[Records from a collection]
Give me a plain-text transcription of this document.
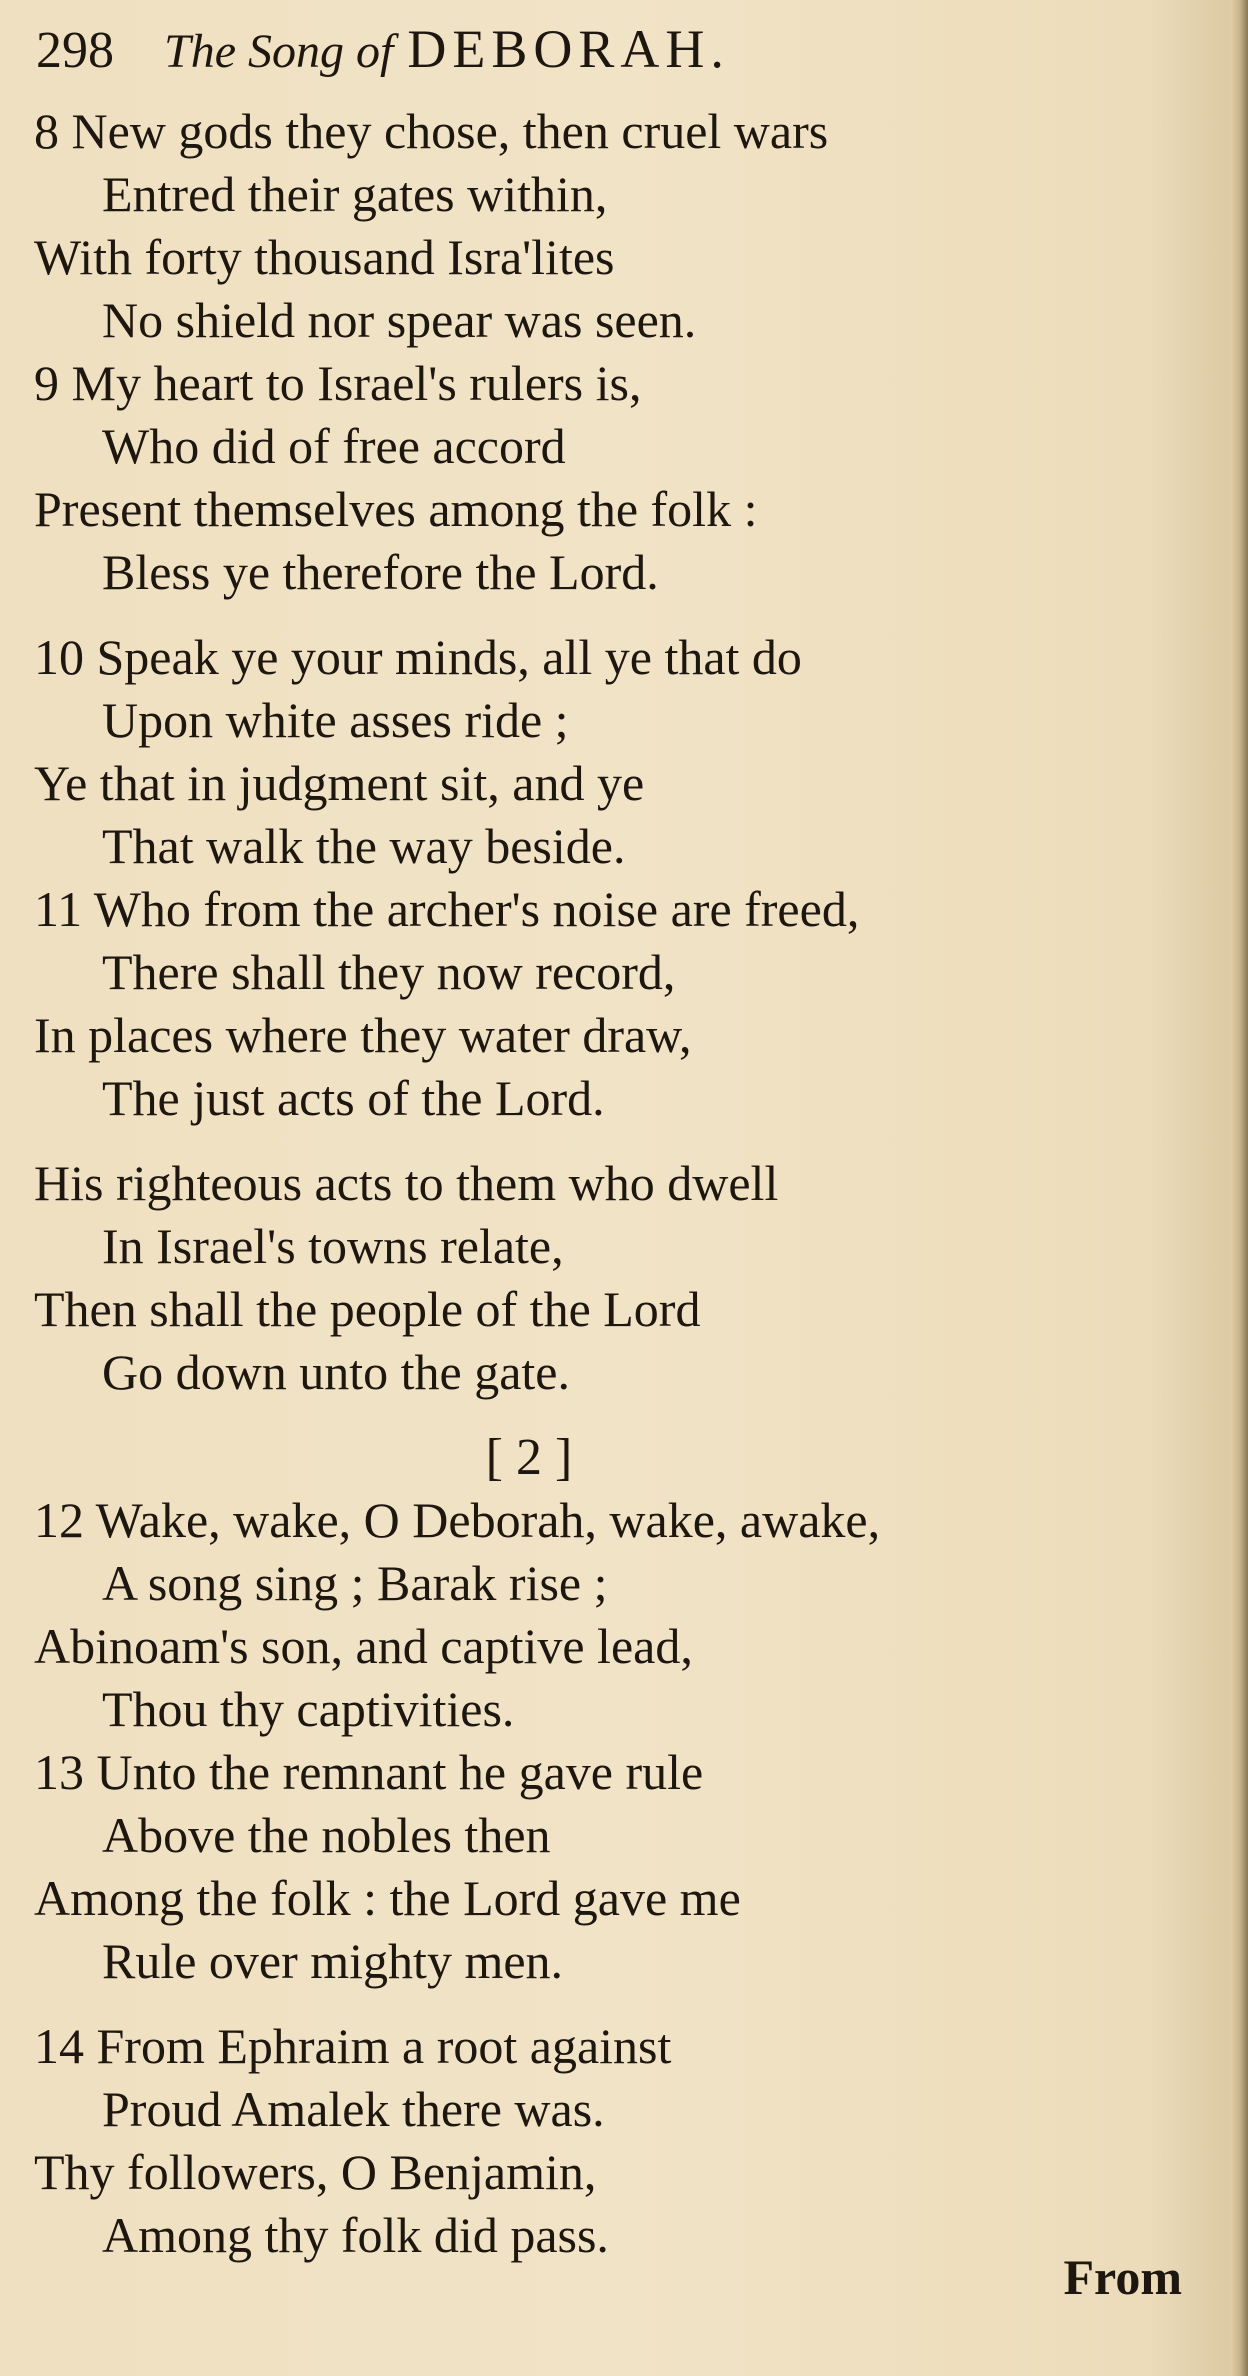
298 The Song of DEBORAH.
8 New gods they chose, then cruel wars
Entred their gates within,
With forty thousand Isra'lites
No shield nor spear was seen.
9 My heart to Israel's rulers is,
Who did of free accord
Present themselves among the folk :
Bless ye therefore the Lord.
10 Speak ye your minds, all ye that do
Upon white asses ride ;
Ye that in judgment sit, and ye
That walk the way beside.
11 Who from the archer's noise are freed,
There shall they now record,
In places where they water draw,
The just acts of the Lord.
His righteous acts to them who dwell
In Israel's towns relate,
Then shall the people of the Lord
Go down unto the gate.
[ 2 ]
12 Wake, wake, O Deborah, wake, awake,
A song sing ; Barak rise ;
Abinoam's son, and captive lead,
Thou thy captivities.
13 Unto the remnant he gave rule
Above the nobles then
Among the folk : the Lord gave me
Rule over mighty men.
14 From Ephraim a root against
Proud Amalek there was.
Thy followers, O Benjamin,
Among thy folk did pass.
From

Exercise requirements. Your answer should be one number: how many lines of the listing include the word "folk".

Solution. 3